[Start Data excerpts]

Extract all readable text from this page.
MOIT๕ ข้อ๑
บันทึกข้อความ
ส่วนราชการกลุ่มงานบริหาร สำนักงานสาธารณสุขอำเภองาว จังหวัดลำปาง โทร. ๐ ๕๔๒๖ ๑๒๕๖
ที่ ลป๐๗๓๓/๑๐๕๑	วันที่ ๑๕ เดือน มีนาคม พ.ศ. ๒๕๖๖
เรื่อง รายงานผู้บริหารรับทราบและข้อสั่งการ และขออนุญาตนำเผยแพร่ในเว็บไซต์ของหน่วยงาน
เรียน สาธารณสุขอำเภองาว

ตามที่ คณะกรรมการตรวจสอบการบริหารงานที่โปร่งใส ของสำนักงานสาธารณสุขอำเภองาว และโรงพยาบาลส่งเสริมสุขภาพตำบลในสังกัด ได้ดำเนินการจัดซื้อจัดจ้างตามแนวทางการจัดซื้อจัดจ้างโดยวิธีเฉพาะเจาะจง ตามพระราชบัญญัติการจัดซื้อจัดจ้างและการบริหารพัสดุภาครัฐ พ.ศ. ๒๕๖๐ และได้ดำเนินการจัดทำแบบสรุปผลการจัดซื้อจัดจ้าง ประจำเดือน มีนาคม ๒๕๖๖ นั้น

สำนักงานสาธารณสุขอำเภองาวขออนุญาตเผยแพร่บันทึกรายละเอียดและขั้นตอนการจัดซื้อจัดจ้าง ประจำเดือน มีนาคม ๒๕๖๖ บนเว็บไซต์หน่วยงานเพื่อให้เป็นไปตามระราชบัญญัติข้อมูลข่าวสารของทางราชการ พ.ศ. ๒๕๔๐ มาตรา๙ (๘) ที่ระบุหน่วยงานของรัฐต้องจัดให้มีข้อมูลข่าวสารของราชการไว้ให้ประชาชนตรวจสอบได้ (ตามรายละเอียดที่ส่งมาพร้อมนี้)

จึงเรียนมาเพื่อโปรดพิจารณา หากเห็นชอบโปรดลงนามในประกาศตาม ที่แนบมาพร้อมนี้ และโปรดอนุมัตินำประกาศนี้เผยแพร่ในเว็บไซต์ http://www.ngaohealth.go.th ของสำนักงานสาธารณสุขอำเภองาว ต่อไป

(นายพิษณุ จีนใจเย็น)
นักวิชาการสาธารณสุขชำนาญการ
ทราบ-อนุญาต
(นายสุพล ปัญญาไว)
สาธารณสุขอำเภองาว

[End Data excerpts]

* _What needs to be done_: Copy every line above that includes the string "ในเว".

* _Result for this exercise_:
เรื่อง รายงานผู้บริหารรับทราบและข้อสั่งการ และขออนุญาตนำเผยแพร่ในเว็บไซต์ของหน่วยงาน
จึงเรียนมาเพื่อโปรดพิจารณา หากเห็นชอบโปรดลงนามในประกาศตาม ที่แนบมาพร้อมนี้ และโปรดอนุมัตินำประกาศนี้เผยแพร่ในเว็บไซต์ http://www.ngaohealth.go.th ของสำนักงานสาธารณสุขอำเภองาว ต่อไป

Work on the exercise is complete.